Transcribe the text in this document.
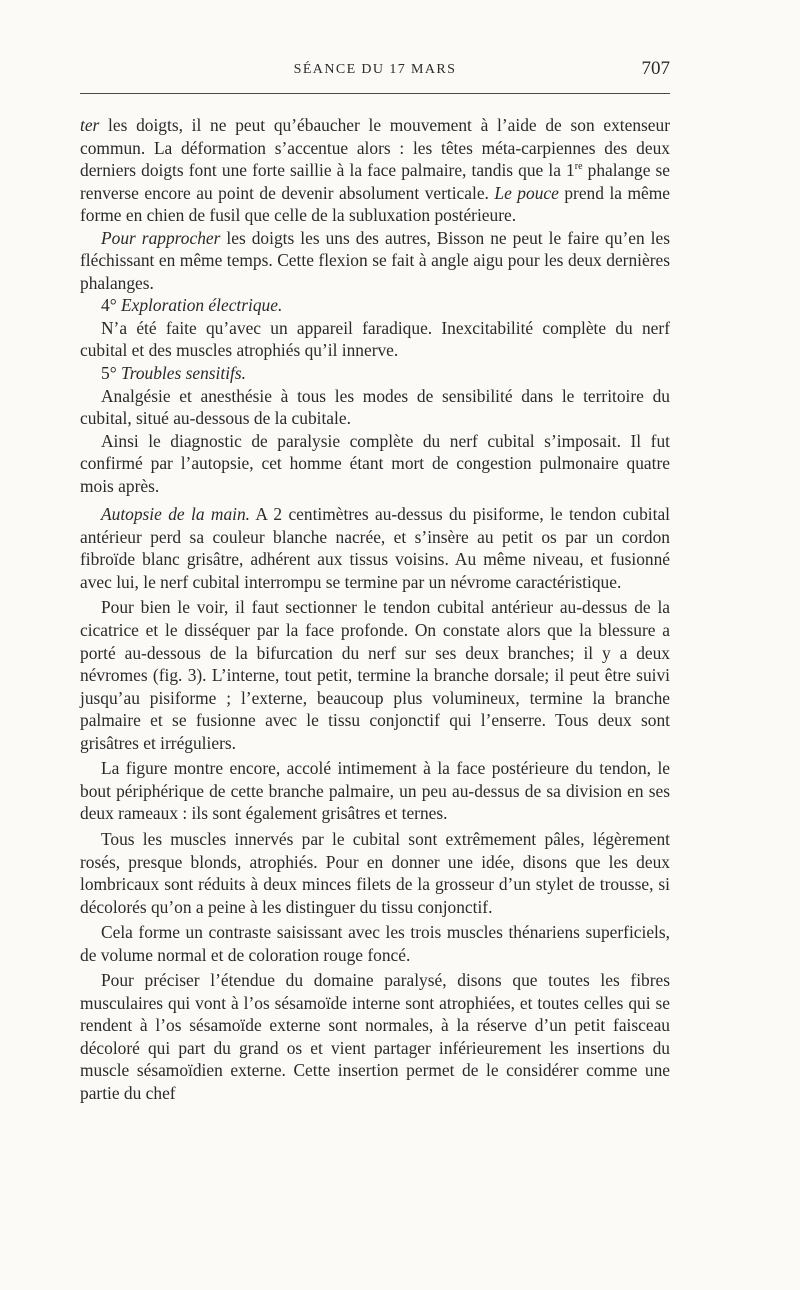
SÉANCE DU 17 MARS	707

ter les doigts, il ne peut qu’ébaucher le mouvement à l’aide de son extenseur commun. La déformation s’accentue alors : les têtes méta-carpiennes des deux derniers doigts font une forte saillie à la face palmaire, tandis que la 1re phalange se renverse encore au point de devenir absolument verticale. Le pouce prend la même forme en chien de fusil que celle de la subluxation postérieure.

Pour rapprocher les doigts les uns des autres, Bisson ne peut le faire qu’en les fléchissant en même temps. Cette flexion se fait à angle aigu pour les deux dernières phalanges.

4° Exploration électrique.

N’a été faite qu’avec un appareil faradique. Inexcitabilité complète du nerf cubital et des muscles atrophiés qu’il innerve.

5° Troubles sensitifs.

Analgésie et anesthésie à tous les modes de sensibilité dans le territoire du cubital, situé au-dessous de la cubitale.

Ainsi le diagnostic de paralysie complète du nerf cubital s’imposait. Il fut confirmé par l’autopsie, cet homme étant mort de congestion pulmonaire quatre mois après.

Autopsie de la main. A 2 centimètres au-dessus du pisiforme, le tendon cubital antérieur perd sa couleur blanche nacrée, et s’insère au petit os par un cordon fibroïde blanc grisâtre, adhérent aux tissus voisins. Au même niveau, et fusionné avec lui, le nerf cubital interrompu se termine par un névrome caractéristique.

Pour bien le voir, il faut sectionner le tendon cubital antérieur au-dessus de la cicatrice et le disséquer par la face profonde. On constate alors que la blessure a porté au-dessous de la bifurcation du nerf sur ses deux branches; il y a deux névromes (fig. 3). L’interne, tout petit, termine la branche dorsale; il peut être suivi jusqu’au pisiforme ; l’externe, beaucoup plus volumineux, termine la branche palmaire et se fusionne avec le tissu conjonctif qui l’enserre. Tous deux sont grisâtres et irréguliers.

La figure montre encore, accolé intimement à la face postérieure du tendon, le bout périphérique de cette branche palmaire, un peu au-dessus de sa division en ses deux rameaux : ils sont également grisâtres et ternes.

Tous les muscles innervés par le cubital sont extrêmement pâles, légèrement rosés, presque blonds, atrophiés. Pour en donner une idée, disons que les deux lombricaux sont réduits à deux minces filets de la grosseur d’un stylet de trousse, si décolorés qu’on a peine à les distinguer du tissu conjonctif.

Cela forme un contraste saisissant avec les trois muscles thénariens superficiels, de volume normal et de coloration rouge foncé.

Pour préciser l’étendue du domaine paralysé, disons que toutes les fibres musculaires qui vont à l’os sésamoïde interne sont atrophiées, et toutes celles qui se rendent à l’os sésamoïde externe sont normales, à la réserve d’un petit faisceau décoloré qui part du grand os et vient partager inférieurement les insertions du muscle sésamoïdien externe. Cette insertion permet de le considérer comme une partie du chef
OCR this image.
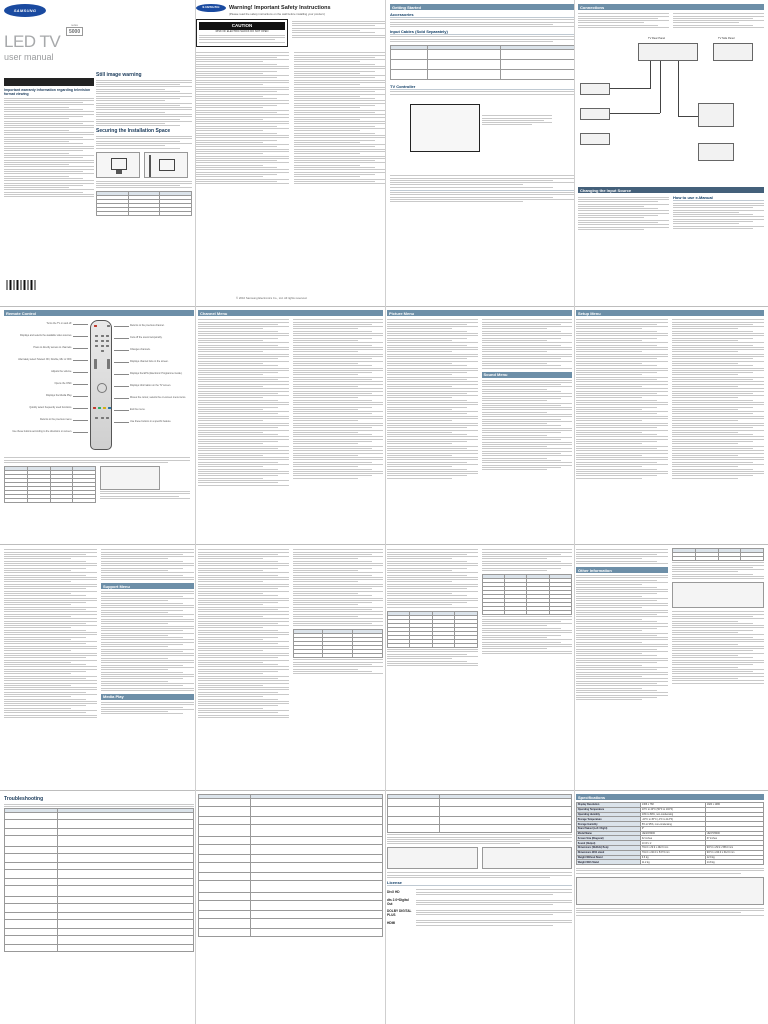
SAMSUNG
LED TV
user manual
series
5000
Important warranty information regarding television format viewing
Still image warning
Securing the Installation Space

SAMSUNG	Warning! Important Safety Instructions
(Please read the safety instructions on the wall before installing your product.)
CAUTION
RISK OF ELECTRIC SHOCK DO NOT OPEN
© 2010 Samsung Electronics Co., Ltd. All rights reserved.
Getting Started
Accessories
Input Cables (Sold Separately)

TV Controller
Connections
TV Rear Panel	TV Side Panel
Changing the Input Source
How to use e-Manual
Remote Control
Turns the TV on and off.
Displays and selects the available video sources.
Press to directly access to channels.
Alternately select Teletext ON, Double, Mix or OFF.
Adjusts the volume.
Opens the OSD.
Displays the Media Play.
Quickly select frequently used functions.
Returns to the previous menu.
Use these buttons according to the directions on screen.
Returns to the previous channel.
Cuts off the sound temporarily.
Changes channels.
Displays channel lists on the screen.
Displays the EPG (Electronic Programme Guide).
Displays information on the TV screen.
Moves the cursor, selects the on-screen menu items.
Exit the menu.
Use these buttons in a specific feature.

Channel Menu	Picture Menu
Sound Menu
Setup Menu
Support Menu
Media Play

Other Information

Troubleshooting

License
DivX HD
dts 2.0+Digital Out
DOLBY DIGITAL PLUS
HDMI
Specifications
Display Resolution	1366 x 768	1920 x 1080
Operating Temperature	10°C to 40°C (50°F to 104°F)	
Operating Humidity	10% to 80%, non-condensing	
Storage Temperature	-20°C to 45°C (-4°F to 113°F)	
Storage Humidity	5% to 95%, non-condensing	
Stand Swivel (Left / Right)	0°	
Model Name	UE32C5000	UE37C5000
Screen Size (Diagonal)	32 inches	37 inches
Sound (Output)	10 W x 2	
Dimensions (WxDxH) Body	791.6 x 29.9 x 492.9 mm	907.0 x 29.9 x 558.0 mm
Dimensions With stand	791.6 x 220.0 x 547.5 mm	907.0 x 220.0 x 612.6 mm
Weight Without Stand	9.6 kg	12.9 kg
Weight With Stand	11.2 kg	14.8 kg
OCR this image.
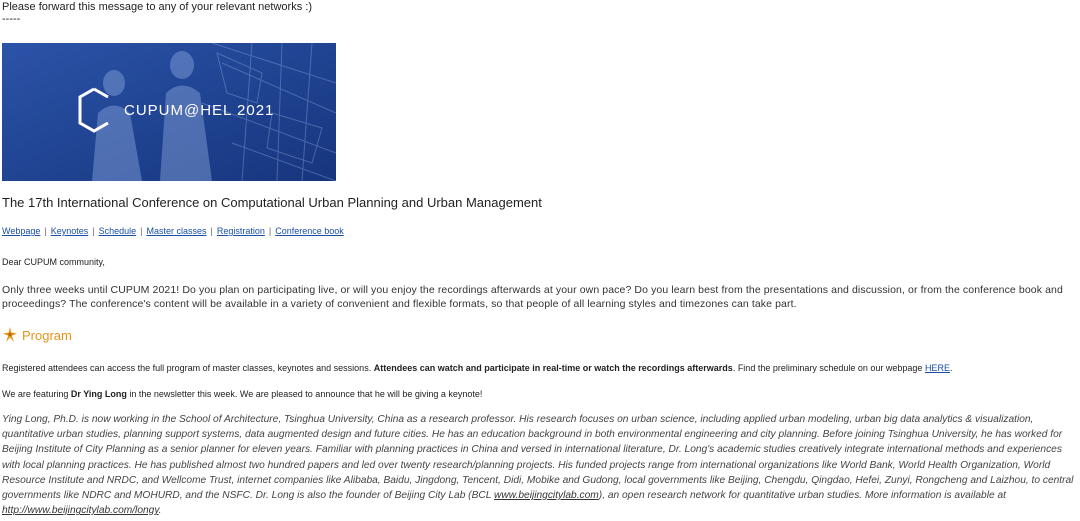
Please forward this message to any of your relevant networks :)
-----
CUPUM@HEL 2021
The 17th International Conference on Computational Urban Planning and Urban Management
Webpage | Keynotes | Schedule | Master classes | Registration | Conference book
Dear CUPUM community,
Only three weeks until CUPUM 2021! Do you plan on participating live, or will you enjoy the recordings afterwards at your own pace? Do you learn best from the presentations and discussion, or from the conference book and proceedings? The conference's content will be available in a variety of convenient and flexible formats, so that people of all learning styles and timezones can take part.
Program
Registered attendees can access the full program of master classes, keynotes and sessions. Attendees can watch and participate in real-time or watch the recordings afterwards. Find the preliminary schedule on our webpage HERE.
We are featuring Dr Ying Long in the newsletter this week. We are pleased to announce that he will be giving a keynote!
Ying Long, Ph.D. is now working in the School of Architecture, Tsinghua University, China as a research professor. His research focuses on urban science, including applied urban modeling, urban big data analytics & visualization, quantitative urban studies, planning support systems, data augmented design and future cities. He has an education background in both environmental engineering and city planning. Before joining Tsinghua University, he has worked for Beijing Institute of City Planning as a senior planner for eleven years. Familiar with planning practices in China and versed in international literature, Dr. Long's academic studies creatively integrate international methods and experiences with local planning practices. He has published almost two hundred papers and led over twenty research/planning projects. His funded projects range from international organizations like World Bank, World Health Organization, World Resource Institute and NRDC, and Wellcome Trust, internet companies like Alibaba, Baidu, Jingdong, Tencent, Didi, Mobike and Gudong, local governments like Beijing, Chengdu, Qingdao, Hefei, Zunyi, Rongcheng and Laizhou, to central governments like NDRC and MOHURD, and the NSFC. Dr. Long is also the founder of Beijing City Lab (BCL www.beijingcitylab.com), an open research network for quantitative urban studies. More information is available at http://www.beijingcitylab.com/longy.
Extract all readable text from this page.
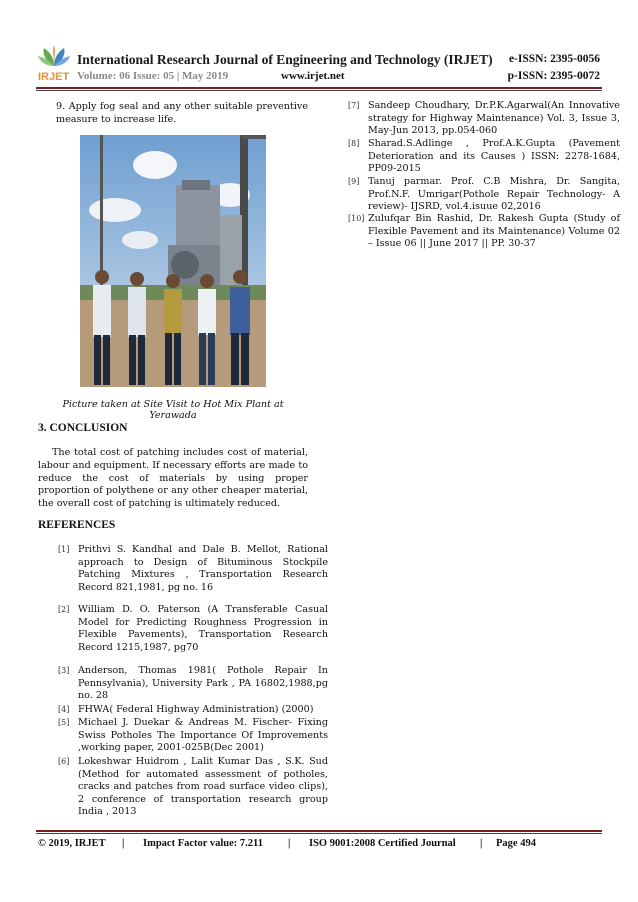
IRJET
International Research Journal of Engineering and Technology (IRJET) e-ISSN: 2395-0056
Volume: 06 Issue: 05 | May 2019	www.irjet.net	p-ISSN: 2395-0072
9. Apply fog seal and any other suitable preventive measure to increase life.
Picture taken at Site Visit to Hot Mix Plant at Yerawada
3. CONCLUSION
The total cost of patching includes cost of material, labour and equipment. If necessary efforts are made to reduce the cost of materials by using proper proportion of polythene or any other cheaper material, the overall cost of patching is ultimately reduced.
REFERENCES
[1] Prithvi S. Kandhal and Dale B. Mellot, Rational approach to Design of Bituminous Stockpile Patching Mixtures , Transportation Research Record 821,1981, pg no. 16
[2] William D. O. Paterson (A Transferable Casual Model for Predicting Roughness Progression in Flexible Pavements), Transportation Research Record 1215,1987, pg70
[3] Anderson, Thomas 1981( Pothole Repair In Pennsylvania), University Park , PA 16802,1988,pg no. 28
[4] FHWA( Federal Highway Administration) (2000)
[5] Michael J. Duekar & Andreas M. Fischer- Fixing Swiss Potholes The Importance Of Improvements ,working paper, 2001-025B(Dec 2001)
[6] Lokeshwar Huidrom , Lalit Kumar Das , S.K. Sud (Method for automated assessment of potholes, cracks and patches from road surface video clips), 2 conference of transportation research group India , 2013
[7] Sandeep Choudhary, Dr.P.K.Agarwal(An Innovative strategy for Highway Maintenance) Vol. 3, Issue 3, May-Jun 2013, pp.054-060
[8] Sharad.S.Adlinge , Prof.A.K.Gupta (Pavement Deterioration and its Causes ) ISSN: 2278-1684, PP09-2015
[9] Tanuj parmar. Prof. C.B Mishra, Dr. Sangita, Prof.N.F. Umrigar(Pothole Repair Technology- A review)- IJSRD, vol.4.isuue 02,2016
[10] Zulufqar Bin Rashid, Dr. Rakesh Gupta (Study of Flexible Pavement and its Maintenance) Volume 02 – Issue 06 || June 2017 || PP. 30-37
© 2019, IRJET | Impact Factor value: 7.211 | ISO 9001:2008 Certified Journal | Page 494
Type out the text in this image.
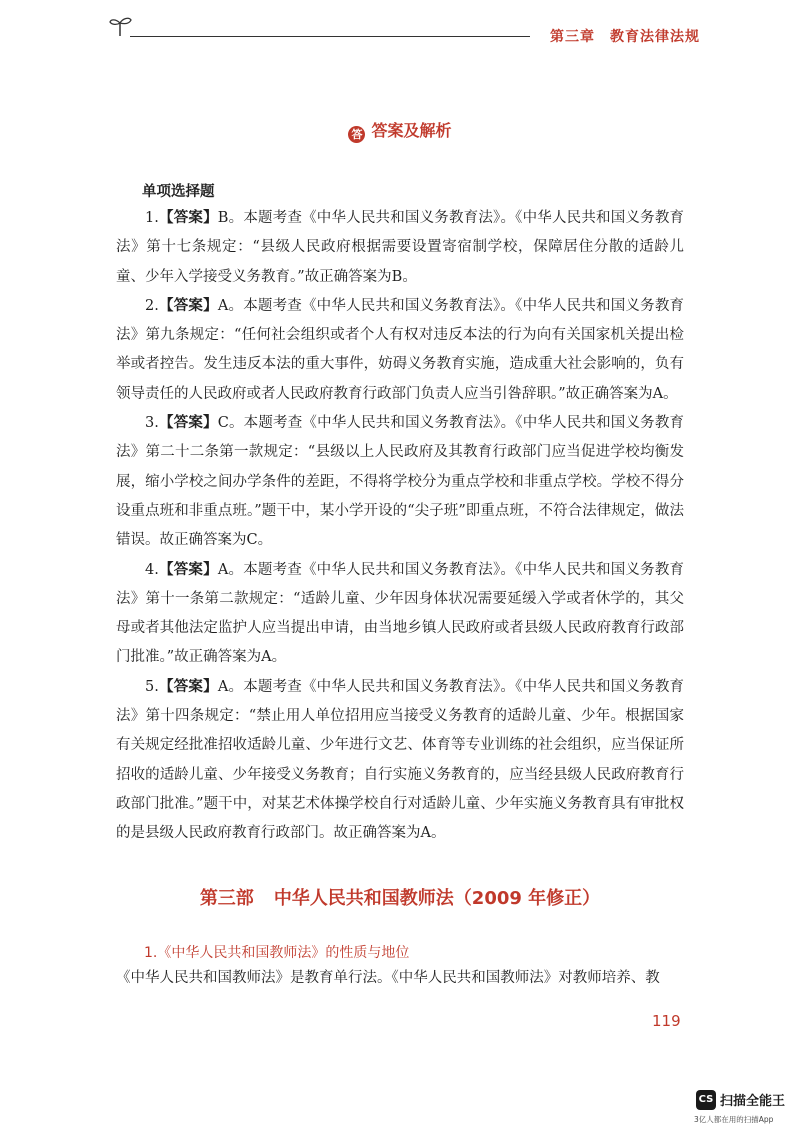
第三章　教育法律法规
答 答案及解析
单项选择题

1.【答案】B。本题考查《中华人民共和国义务教育法》。《中华人民共和国义务教育法》第十七条规定：“县级人民政府根据需要设置寄宿制学校，保障居住分散的适龄儿童、少年入学接受义务教育。”故正确答案为B。

2.【答案】A。本题考查《中华人民共和国义务教育法》。《中华人民共和国义务教育法》第九条规定：“任何社会组织或者个人有权对违反本法的行为向有关国家机关提出检举或者控告。发生违反本法的重大事件，妨碍义务教育实施，造成重大社会影响的，负有领导责任的人民政府或者人民政府教育行政部门负责人应当引咎辞职。”故正确答案为A。

3.【答案】C。本题考查《中华人民共和国义务教育法》。《中华人民共和国义务教育法》第二十二条第一款规定：“县级以上人民政府及其教育行政部门应当促进学校均衡发展，缩小学校之间办学条件的差距，不得将学校分为重点学校和非重点学校。学校不得分设重点班和非重点班。”题干中，某小学开设的“尖子班”即重点班，不符合法律规定，做法错误。故正确答案为C。

4.【答案】A。本题考查《中华人民共和国义务教育法》。《中华人民共和国义务教育法》第十一条第二款规定：“适龄儿童、少年因身体状况需要延缓入学或者休学的，其父母或者其他法定监护人应当提出申请，由当地乡镇人民政府或者县级人民政府教育行政部门批准。”故正确答案为A。

5.【答案】A。本题考查《中华人民共和国义务教育法》。《中华人民共和国义务教育法》第十四条规定：“禁止用人单位招用应当接受义务教育的适龄儿童、少年。根据国家有关规定经批准招收适龄儿童、少年进行文艺、体育等专业训练的社会组织，应当保证所招收的适龄儿童、少年接受义务教育；自行实施义务教育的，应当经县级人民政府教育行政部门批准。”题干中，对某艺术体操学校自行对适龄儿童、少年实施义务教育具有审批权的是县级人民政府教育行政部门。故正确答案为A。

第三部 中华人民共和国教师法（2009 年修正）
1.《中华人民共和国教师法》的性质与地位
《中华人民共和国教师法》是教育单行法。《中华人民共和国教师法》对教师培养、教
119
CS 扫描全能王
3亿人都在用的扫描App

Directive → In the records above, find the line containing "Type out the text in this image.", then please restate it and each line after it word for word, pictures excluded.

Output below →
Type out the text in this image.
第三章　教育法律法规
答 答案及解析
单项选择题

1.【答案】B。本题考查《中华人民共和国义务教育法》。《中华人民共和国义务教育法》第十七条规定：“县级人民政府根据需要设置寄宿制学校，保障居住分散的适龄儿童、少年入学接受义务教育。”故正确答案为B。

2.【答案】A。本题考查《中华人民共和国义务教育法》。《中华人民共和国义务教育法》第九条规定：“任何社会组织或者个人有权对违反本法的行为向有关国家机关提出检举或者控告。发生违反本法的重大事件，妨碍义务教育实施，造成重大社会影响的，负有领导责任的人民政府或者人民政府教育行政部门负责人应当引咎辞职。”故正确答案为A。

3.【答案】C。本题考查《中华人民共和国义务教育法》。《中华人民共和国义务教育法》第二十二条第一款规定：“县级以上人民政府及其教育行政部门应当促进学校均衡发展，缩小学校之间办学条件的差距，不得将学校分为重点学校和非重点学校。学校不得分设重点班和非重点班。”题干中，某小学开设的“尖子班”即重点班，不符合法律规定，做法错误。故正确答案为C。

4.【答案】A。本题考查《中华人民共和国义务教育法》。《中华人民共和国义务教育法》第十一条第二款规定：“适龄儿童、少年因身体状况需要延缓入学或者休学的，其父母或者其他法定监护人应当提出申请，由当地乡镇人民政府或者县级人民政府教育行政部门批准。”故正确答案为A。

5.【答案】A。本题考查《中华人民共和国义务教育法》。《中华人民共和国义务教育法》第十四条规定：“禁止用人单位招用应当接受义务教育的适龄儿童、少年。根据国家有关规定经批准招收适龄儿童、少年进行文艺、体育等专业训练的社会组织，应当保证所招收的适龄儿童、少年接受义务教育；自行实施义务教育的，应当经县级人民政府教育行政部门批准。”题干中，对某艺术体操学校自行对适龄儿童、少年实施义务教育具有审批权的是县级人民政府教育行政部门。故正确答案为A。

第三部 中华人民共和国教师法（2009 年修正）
1.《中华人民共和国教师法》的性质与地位
《中华人民共和国教师法》是教育单行法。《中华人民共和国教师法》对教师培养、教
119
CS 扫描全能王
3亿人都在用的扫描App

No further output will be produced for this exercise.